What the task requires ▸ List the lines of this listing that hold the word "type".

===== Task material =====

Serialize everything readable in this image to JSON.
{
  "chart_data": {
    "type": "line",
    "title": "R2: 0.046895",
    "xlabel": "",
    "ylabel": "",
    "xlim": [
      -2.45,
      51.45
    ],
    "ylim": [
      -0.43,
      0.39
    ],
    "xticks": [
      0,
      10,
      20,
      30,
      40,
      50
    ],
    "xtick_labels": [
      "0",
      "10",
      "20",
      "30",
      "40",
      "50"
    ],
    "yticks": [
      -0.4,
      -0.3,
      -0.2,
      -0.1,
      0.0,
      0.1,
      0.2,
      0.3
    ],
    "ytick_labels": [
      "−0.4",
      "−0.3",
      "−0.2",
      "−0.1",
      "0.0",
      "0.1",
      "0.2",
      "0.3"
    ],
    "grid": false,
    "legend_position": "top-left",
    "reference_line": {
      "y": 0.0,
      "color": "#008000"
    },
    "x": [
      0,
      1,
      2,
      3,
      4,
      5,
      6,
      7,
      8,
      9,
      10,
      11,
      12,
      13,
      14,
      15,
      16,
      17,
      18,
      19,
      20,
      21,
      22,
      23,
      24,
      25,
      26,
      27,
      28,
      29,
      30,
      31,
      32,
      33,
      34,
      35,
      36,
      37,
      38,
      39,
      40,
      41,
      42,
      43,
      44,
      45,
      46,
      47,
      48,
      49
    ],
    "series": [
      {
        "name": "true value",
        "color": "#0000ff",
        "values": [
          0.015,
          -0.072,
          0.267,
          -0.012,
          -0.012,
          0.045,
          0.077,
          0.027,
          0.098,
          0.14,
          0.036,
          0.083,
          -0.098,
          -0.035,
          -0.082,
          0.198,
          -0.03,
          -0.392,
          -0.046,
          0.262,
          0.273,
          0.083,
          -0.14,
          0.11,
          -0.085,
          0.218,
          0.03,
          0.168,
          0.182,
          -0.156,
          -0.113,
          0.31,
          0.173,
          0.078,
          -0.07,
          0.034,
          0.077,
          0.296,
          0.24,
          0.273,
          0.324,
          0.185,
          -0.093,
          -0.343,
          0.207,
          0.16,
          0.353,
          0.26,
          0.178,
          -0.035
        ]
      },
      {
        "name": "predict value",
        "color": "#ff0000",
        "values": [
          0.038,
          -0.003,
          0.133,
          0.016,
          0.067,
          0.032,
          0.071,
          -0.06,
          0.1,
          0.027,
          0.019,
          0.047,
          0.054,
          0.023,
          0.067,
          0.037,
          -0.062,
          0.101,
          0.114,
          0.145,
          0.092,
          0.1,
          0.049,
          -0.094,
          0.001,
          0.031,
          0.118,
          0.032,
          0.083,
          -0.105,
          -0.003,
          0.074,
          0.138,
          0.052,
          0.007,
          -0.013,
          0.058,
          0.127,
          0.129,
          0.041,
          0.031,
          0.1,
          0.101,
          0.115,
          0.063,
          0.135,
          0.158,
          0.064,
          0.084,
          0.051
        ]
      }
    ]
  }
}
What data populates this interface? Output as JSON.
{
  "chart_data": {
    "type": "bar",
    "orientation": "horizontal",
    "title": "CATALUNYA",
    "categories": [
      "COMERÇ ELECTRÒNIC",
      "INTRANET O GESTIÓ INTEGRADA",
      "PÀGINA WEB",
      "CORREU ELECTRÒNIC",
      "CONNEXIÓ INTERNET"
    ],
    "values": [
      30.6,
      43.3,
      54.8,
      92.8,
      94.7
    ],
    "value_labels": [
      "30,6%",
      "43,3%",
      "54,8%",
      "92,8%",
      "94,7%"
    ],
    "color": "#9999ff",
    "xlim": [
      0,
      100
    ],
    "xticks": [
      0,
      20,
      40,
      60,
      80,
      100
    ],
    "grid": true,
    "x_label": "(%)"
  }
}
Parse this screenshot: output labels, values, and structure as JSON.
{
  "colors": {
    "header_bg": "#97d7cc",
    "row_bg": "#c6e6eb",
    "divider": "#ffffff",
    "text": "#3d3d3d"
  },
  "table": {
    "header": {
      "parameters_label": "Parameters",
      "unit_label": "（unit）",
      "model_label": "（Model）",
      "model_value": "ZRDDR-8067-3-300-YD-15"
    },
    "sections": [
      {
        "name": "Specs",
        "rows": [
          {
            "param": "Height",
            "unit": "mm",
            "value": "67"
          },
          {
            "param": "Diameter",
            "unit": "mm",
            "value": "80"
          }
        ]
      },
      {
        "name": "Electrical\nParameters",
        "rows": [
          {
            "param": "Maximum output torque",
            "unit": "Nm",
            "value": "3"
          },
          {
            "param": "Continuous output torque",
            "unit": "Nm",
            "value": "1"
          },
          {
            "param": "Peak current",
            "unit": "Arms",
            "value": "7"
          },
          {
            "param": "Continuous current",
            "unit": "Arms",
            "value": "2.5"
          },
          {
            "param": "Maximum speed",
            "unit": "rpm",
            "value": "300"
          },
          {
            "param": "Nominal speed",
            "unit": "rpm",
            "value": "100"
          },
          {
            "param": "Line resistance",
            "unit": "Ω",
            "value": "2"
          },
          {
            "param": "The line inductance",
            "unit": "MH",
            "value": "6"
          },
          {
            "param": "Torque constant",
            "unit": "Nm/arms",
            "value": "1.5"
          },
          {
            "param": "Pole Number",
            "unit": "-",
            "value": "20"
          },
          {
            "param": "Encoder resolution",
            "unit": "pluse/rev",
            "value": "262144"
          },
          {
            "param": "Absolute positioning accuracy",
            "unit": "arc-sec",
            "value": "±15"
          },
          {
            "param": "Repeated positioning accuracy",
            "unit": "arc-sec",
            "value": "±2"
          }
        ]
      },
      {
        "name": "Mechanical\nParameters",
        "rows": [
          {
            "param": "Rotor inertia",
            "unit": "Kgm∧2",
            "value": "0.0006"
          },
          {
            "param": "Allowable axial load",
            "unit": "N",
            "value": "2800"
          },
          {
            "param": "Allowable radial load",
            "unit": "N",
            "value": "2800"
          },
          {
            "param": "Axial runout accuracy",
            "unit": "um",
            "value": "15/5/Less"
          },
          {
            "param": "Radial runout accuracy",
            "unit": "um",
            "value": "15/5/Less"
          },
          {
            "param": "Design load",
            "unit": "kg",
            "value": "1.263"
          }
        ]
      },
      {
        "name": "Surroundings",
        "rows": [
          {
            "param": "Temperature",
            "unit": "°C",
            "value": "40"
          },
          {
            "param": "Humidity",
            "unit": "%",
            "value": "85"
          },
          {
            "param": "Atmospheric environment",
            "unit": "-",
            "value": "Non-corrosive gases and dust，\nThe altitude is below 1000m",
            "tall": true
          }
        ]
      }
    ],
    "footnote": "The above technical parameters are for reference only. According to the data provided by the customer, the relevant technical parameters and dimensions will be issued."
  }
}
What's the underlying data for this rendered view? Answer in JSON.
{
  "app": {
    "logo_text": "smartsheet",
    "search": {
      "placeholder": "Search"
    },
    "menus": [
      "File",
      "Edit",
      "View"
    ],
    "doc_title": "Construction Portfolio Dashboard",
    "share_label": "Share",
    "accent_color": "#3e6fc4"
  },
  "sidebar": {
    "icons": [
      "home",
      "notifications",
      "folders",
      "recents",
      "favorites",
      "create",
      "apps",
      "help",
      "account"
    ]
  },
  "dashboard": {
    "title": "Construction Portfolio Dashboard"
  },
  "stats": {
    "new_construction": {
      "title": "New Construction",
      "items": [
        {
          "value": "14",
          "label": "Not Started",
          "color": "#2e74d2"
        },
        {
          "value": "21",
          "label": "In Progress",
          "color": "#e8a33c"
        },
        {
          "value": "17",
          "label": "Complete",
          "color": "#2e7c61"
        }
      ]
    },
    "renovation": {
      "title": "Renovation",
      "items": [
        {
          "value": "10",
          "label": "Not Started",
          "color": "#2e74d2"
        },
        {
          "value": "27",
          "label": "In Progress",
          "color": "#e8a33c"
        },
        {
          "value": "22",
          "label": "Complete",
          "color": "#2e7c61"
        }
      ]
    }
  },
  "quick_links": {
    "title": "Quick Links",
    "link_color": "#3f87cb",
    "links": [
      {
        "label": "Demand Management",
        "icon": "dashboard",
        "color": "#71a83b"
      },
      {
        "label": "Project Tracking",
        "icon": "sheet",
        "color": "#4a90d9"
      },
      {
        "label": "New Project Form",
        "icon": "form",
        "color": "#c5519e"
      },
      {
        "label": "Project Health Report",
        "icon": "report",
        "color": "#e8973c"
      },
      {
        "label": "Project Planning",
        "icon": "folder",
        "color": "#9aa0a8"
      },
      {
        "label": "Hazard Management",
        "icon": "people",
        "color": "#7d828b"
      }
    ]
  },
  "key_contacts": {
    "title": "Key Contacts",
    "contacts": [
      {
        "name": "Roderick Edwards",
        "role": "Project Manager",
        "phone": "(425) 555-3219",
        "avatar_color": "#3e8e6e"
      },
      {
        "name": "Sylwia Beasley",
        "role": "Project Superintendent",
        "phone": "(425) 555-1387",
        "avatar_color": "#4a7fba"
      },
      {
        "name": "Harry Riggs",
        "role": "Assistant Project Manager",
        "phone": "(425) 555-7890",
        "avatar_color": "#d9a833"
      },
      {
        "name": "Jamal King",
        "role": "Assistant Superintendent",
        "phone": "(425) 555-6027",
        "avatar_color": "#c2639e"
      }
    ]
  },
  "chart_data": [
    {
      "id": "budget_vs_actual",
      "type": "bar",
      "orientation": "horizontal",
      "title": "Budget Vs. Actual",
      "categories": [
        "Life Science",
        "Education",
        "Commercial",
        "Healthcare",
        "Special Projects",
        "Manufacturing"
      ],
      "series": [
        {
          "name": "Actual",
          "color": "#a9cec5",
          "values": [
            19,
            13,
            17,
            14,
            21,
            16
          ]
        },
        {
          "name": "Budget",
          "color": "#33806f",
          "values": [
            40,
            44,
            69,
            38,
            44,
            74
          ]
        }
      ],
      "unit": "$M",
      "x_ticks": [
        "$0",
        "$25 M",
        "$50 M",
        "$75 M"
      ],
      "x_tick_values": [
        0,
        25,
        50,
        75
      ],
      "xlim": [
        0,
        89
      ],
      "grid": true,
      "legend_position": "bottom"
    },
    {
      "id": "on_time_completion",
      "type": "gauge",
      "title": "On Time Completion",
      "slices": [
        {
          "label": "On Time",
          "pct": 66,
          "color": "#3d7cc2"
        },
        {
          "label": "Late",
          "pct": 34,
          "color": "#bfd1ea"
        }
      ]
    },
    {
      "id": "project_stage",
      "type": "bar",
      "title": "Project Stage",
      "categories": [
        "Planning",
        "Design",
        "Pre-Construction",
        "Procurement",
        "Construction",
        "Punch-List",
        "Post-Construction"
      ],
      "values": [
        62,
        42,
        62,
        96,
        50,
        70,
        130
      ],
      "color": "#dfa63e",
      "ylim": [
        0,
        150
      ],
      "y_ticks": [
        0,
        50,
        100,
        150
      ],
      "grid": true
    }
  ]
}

=====

Response below ▸
    "type": "line",
    "type": "bar",
      "type": "bar",
      "type": "gauge",
      "type": "bar",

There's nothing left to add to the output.